Task objective »
Return, unchanged, the lines from the one containing "1227, 810, 1369]" up to and including the one containing "238, 810, 409]".

Records for this exercise »
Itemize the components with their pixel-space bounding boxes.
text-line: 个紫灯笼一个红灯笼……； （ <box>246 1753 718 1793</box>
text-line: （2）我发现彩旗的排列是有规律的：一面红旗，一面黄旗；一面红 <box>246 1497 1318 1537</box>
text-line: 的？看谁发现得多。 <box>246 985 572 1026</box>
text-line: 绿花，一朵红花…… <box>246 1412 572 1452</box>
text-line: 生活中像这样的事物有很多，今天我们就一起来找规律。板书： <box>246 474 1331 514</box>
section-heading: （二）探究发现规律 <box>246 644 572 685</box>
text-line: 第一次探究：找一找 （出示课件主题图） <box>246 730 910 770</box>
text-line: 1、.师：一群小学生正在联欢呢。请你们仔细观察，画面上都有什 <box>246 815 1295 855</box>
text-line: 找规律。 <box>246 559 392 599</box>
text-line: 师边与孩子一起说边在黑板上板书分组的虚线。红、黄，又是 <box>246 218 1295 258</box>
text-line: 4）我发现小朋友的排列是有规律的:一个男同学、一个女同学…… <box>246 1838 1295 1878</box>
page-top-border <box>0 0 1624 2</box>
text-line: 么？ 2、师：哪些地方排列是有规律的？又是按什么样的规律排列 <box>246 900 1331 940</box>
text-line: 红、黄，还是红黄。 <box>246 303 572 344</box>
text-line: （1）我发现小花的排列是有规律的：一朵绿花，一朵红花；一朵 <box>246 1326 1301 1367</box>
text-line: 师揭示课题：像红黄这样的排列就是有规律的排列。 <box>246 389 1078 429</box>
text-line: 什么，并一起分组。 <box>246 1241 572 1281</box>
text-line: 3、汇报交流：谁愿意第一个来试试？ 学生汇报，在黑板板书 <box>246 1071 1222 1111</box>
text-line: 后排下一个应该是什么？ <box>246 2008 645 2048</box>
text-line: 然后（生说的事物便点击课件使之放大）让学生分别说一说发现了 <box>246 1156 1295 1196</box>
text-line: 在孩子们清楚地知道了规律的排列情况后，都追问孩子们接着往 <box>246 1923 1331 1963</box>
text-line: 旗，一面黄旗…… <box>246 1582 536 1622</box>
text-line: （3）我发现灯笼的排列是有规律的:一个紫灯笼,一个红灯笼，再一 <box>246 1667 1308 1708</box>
---
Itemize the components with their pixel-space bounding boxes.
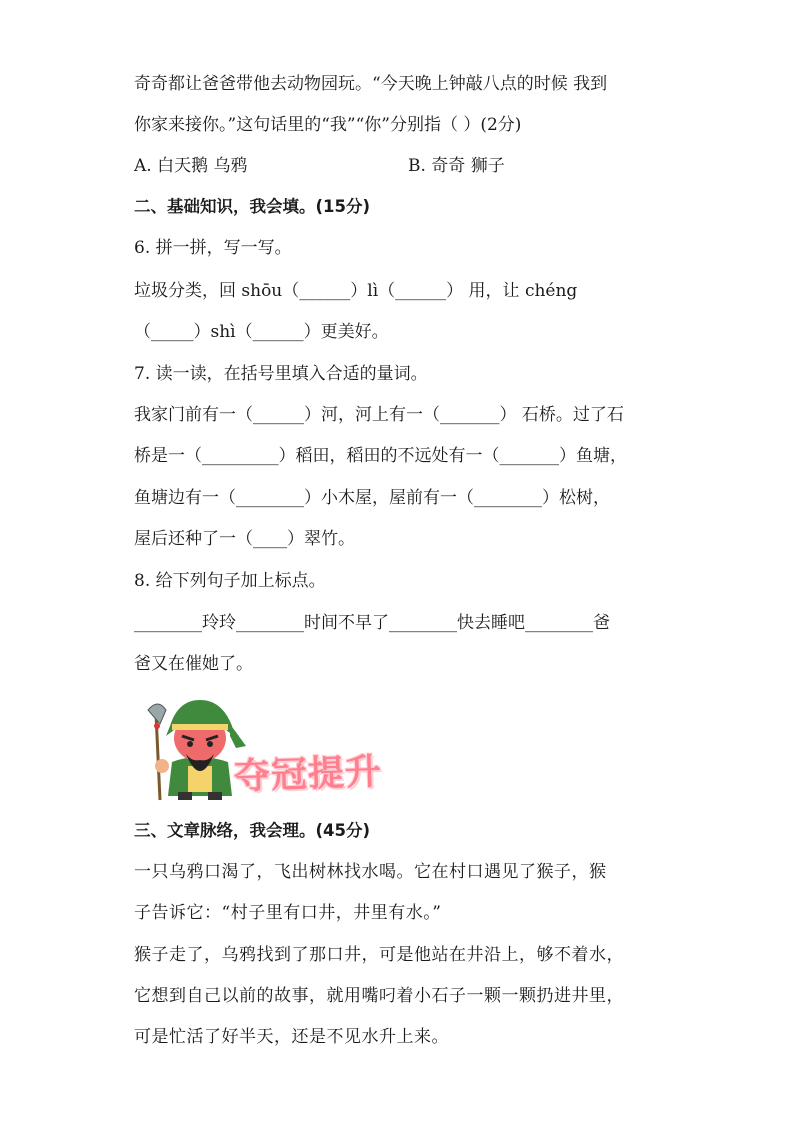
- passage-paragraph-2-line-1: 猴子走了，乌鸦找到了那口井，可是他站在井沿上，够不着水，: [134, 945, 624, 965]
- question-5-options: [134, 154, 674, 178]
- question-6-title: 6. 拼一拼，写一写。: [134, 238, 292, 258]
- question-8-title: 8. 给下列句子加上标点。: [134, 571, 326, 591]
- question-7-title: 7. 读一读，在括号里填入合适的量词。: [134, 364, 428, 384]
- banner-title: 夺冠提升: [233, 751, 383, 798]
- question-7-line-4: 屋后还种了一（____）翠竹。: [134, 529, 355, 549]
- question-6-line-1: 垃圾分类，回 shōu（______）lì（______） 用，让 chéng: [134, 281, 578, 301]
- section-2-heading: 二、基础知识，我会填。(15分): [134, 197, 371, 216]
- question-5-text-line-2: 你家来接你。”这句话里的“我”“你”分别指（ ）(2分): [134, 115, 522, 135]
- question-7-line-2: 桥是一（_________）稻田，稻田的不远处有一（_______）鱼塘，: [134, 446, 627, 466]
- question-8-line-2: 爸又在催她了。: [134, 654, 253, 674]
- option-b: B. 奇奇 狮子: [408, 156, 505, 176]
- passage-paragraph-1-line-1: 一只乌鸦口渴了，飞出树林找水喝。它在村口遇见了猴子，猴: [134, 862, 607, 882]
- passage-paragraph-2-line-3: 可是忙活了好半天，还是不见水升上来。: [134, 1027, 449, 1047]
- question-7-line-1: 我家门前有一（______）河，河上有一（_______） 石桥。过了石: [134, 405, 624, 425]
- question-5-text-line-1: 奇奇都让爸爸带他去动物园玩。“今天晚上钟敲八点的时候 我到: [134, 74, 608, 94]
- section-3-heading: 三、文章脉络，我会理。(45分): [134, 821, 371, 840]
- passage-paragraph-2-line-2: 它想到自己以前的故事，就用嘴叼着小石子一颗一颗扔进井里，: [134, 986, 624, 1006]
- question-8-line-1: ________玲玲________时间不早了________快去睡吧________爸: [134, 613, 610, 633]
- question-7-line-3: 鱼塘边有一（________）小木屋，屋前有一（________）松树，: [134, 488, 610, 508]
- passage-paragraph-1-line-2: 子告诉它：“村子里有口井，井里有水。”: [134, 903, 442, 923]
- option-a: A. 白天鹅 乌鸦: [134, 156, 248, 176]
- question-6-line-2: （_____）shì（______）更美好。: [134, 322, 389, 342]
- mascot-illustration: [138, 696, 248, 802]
==
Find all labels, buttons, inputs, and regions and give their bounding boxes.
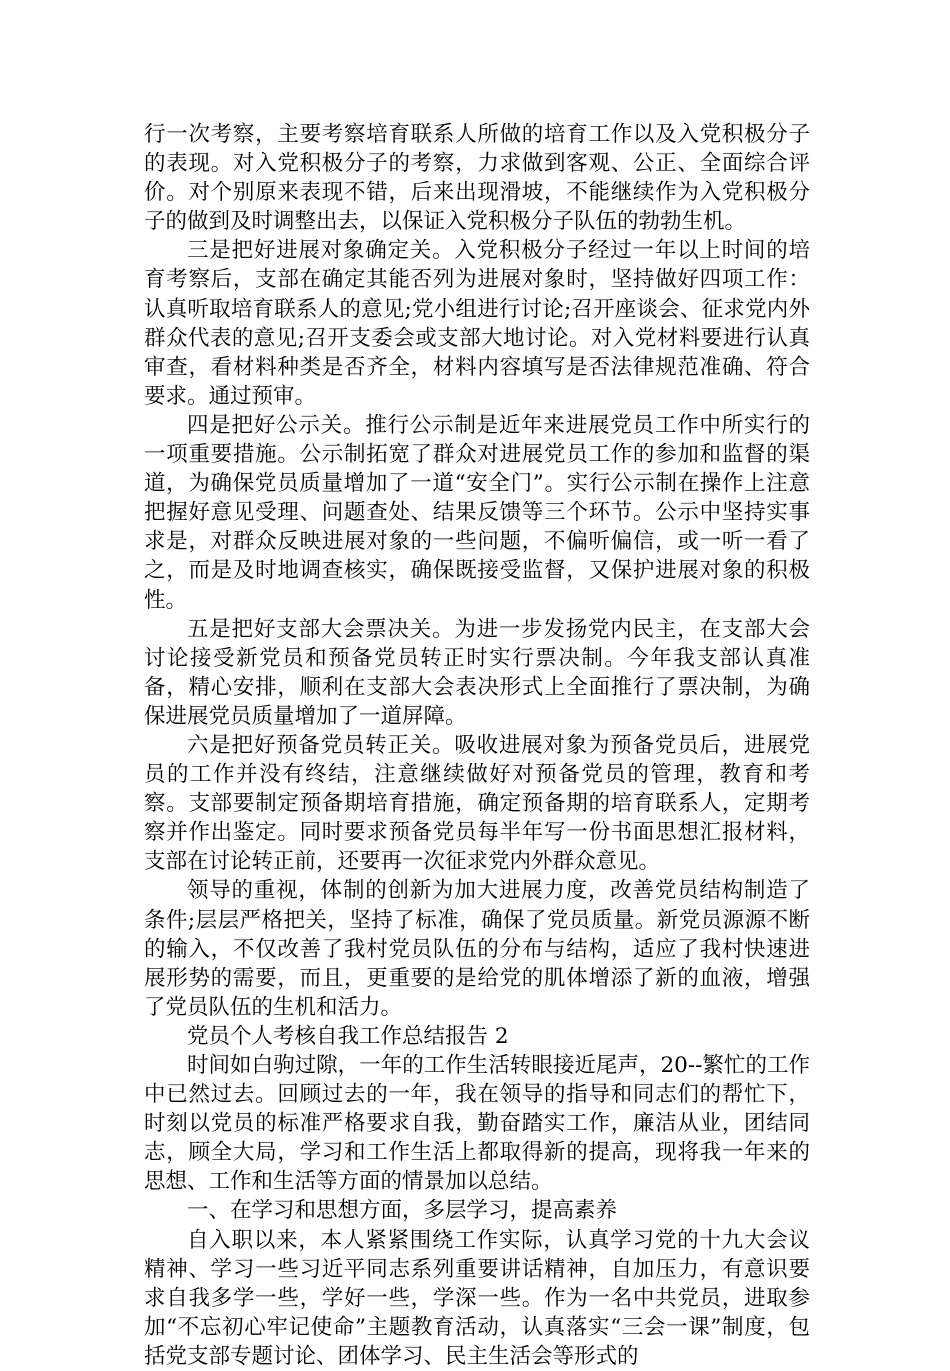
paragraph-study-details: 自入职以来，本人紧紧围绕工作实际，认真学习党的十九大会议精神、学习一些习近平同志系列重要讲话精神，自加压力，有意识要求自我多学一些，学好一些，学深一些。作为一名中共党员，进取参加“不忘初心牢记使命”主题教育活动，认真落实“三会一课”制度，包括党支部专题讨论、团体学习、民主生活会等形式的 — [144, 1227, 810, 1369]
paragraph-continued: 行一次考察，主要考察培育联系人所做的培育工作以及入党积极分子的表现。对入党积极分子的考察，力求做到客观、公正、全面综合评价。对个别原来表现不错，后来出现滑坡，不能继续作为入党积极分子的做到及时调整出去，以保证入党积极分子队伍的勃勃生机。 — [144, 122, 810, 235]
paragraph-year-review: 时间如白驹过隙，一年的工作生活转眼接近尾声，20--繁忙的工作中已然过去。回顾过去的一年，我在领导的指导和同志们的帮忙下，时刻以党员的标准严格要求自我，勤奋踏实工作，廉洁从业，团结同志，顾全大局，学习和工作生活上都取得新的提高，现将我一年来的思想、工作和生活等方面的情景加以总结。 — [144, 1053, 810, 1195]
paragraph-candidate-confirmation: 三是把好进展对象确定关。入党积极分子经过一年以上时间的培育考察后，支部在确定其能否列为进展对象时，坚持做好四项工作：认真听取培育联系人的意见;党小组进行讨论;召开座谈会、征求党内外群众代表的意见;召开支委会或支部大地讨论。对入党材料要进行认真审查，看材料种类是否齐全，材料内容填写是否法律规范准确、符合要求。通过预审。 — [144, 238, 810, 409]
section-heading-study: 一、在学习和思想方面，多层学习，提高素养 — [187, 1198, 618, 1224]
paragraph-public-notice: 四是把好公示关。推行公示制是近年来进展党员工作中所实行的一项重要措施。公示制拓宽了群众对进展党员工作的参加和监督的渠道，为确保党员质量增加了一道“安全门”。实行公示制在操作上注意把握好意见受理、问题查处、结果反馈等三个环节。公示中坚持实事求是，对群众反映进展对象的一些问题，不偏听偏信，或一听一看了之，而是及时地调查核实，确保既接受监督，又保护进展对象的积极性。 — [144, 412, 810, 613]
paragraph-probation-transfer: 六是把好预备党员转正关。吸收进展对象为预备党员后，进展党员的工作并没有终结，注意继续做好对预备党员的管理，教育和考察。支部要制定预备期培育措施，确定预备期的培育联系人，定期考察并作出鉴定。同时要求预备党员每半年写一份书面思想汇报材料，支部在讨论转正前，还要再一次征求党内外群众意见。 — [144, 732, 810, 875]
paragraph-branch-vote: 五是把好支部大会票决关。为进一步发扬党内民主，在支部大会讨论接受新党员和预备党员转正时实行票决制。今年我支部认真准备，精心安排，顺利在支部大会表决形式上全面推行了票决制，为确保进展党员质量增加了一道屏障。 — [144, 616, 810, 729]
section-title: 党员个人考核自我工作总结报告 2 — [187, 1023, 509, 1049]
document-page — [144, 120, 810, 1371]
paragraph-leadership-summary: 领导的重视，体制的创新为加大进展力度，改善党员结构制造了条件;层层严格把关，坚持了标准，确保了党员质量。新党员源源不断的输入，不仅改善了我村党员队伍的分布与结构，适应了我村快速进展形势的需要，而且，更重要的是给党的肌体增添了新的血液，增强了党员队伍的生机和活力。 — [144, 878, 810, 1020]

Task output »
paragraph-study-details: 自入职以来，本人紧紧围绕工作实际，认真学习党的十九大会议精神、学习一些习近平同志系列重要讲话精神，自加压力，有意识要求自我多学一些，学好一些，学深一些。作为一名中共党员，进取参加“不忘初心牢记使命”主题教育活动，认真落实“三会一课”制度，包括党支部专题讨论、团体学习、民主生活会等形式的 — [144, 1227, 810, 1369]
paragraph-continued: 行一次考察，主要考察培育联系人所做的培育工作以及入党积极分子的表现。对入党积极分子的考察，力求做到客观、公正、全面综合评价。对个别原来表现不错，后来出现滑坡，不能继续作为入党积极分子的做到及时调整出去，以保证入党积极分子队伍的勃勃生机。 — [144, 122, 810, 235]
paragraph-year-review: 时间如白驹过隙，一年的工作生活转眼接近尾声，20--繁忙的工作中已然过去。回顾过去的一年，我在领导的指导和同志们的帮忙下，时刻以党员的标准严格要求自我，勤奋踏实工作，廉洁从业，团结同志，顾全大局，学习和工作生活上都取得新的提高，现将我一年来的思想、工作和生活等方面的情景加以总结。 — [144, 1053, 810, 1195]
paragraph-candidate-confirmation: 三是把好进展对象确定关。入党积极分子经过一年以上时间的培育考察后，支部在确定其能否列为进展对象时，坚持做好四项工作：认真听取培育联系人的意见;党小组进行讨论;召开座谈会、征求党内外群众代表的意见;召开支委会或支部大地讨论。对入党材料要进行认真审查，看材料种类是否齐全，材料内容填写是否法律规范准确、符合要求。通过预审。 — [144, 238, 810, 409]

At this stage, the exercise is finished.